**PROVIDED MATERIAL**
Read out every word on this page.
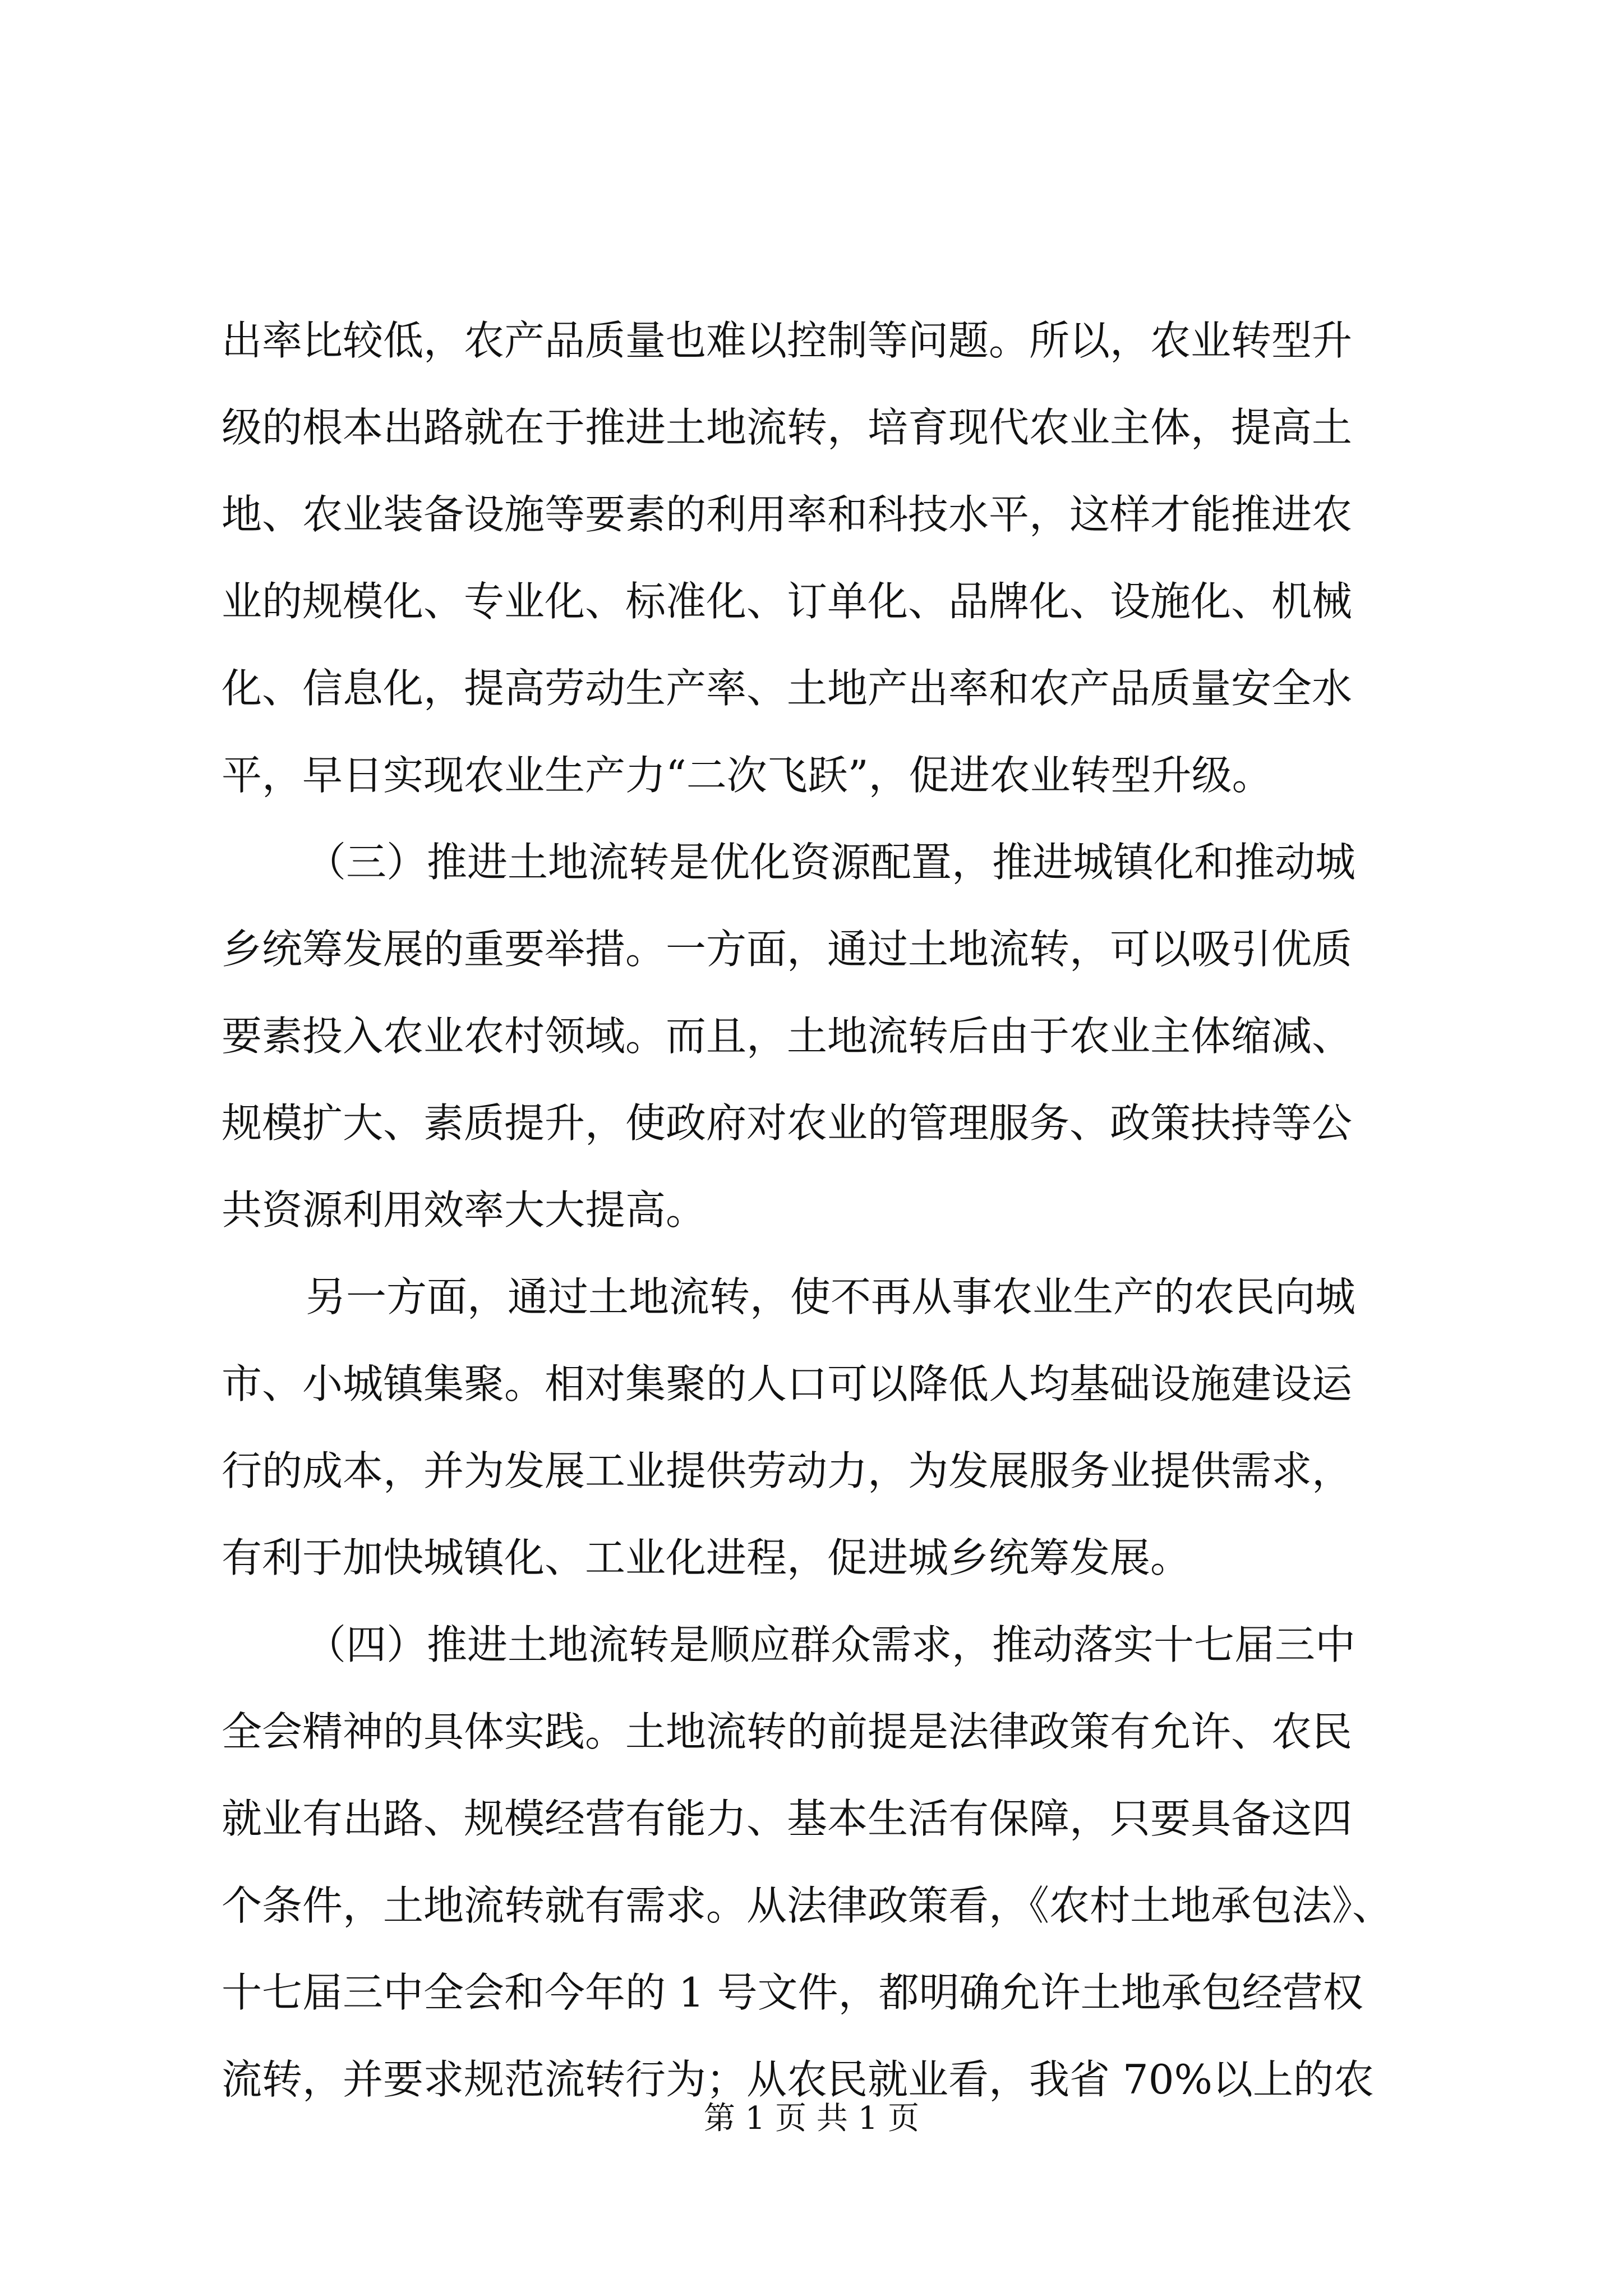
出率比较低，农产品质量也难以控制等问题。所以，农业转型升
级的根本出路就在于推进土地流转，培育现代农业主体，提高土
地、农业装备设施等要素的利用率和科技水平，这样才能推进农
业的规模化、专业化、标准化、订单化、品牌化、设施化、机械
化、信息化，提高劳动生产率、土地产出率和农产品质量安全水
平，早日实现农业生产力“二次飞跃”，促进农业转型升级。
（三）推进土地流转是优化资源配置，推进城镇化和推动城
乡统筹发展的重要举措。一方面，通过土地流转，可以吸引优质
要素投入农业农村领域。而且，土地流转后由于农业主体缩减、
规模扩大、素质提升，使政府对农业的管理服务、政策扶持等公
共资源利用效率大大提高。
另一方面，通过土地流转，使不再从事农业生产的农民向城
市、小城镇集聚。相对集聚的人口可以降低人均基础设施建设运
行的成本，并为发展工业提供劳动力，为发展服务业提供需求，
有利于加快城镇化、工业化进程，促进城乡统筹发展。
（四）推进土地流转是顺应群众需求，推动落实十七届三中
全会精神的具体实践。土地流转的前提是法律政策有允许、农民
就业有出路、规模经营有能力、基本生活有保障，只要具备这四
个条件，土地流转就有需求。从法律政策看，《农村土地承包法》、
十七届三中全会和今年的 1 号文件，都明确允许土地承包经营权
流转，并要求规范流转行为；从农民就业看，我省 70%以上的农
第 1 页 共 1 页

**WHAT YOU ARE ASKED TO DO**
All of the data above should be transcribed verbatim, with pictures omitted.

**THE OUTPUT**
Read out every word on this page.
出率比较低，农产品质量也难以控制等问题。所以，农业转型升
级的根本出路就在于推进土地流转，培育现代农业主体，提高土
地、农业装备设施等要素的利用率和科技水平，这样才能推进农
业的规模化、专业化、标准化、订单化、品牌化、设施化、机械
化、信息化，提高劳动生产率、土地产出率和农产品质量安全水
平，早日实现农业生产力“二次飞跃”，促进农业转型升级。
（三）推进土地流转是优化资源配置，推进城镇化和推动城
乡统筹发展的重要举措。一方面，通过土地流转，可以吸引优质
要素投入农业农村领域。而且，土地流转后由于农业主体缩减、
规模扩大、素质提升，使政府对农业的管理服务、政策扶持等公
共资源利用效率大大提高。
另一方面，通过土地流转，使不再从事农业生产的农民向城
市、小城镇集聚。相对集聚的人口可以降低人均基础设施建设运
行的成本，并为发展工业提供劳动力，为发展服务业提供需求，
有利于加快城镇化、工业化进程，促进城乡统筹发展。
（四）推进土地流转是顺应群众需求，推动落实十七届三中
全会精神的具体实践。土地流转的前提是法律政策有允许、农民
就业有出路、规模经营有能力、基本生活有保障，只要具备这四
个条件，土地流转就有需求。从法律政策看，《农村土地承包法》、
十七届三中全会和今年的 1 号文件，都明确允许土地承包经营权
流转，并要求规范流转行为；从农民就业看，我省 70%以上的农
第 1 页 共 1 页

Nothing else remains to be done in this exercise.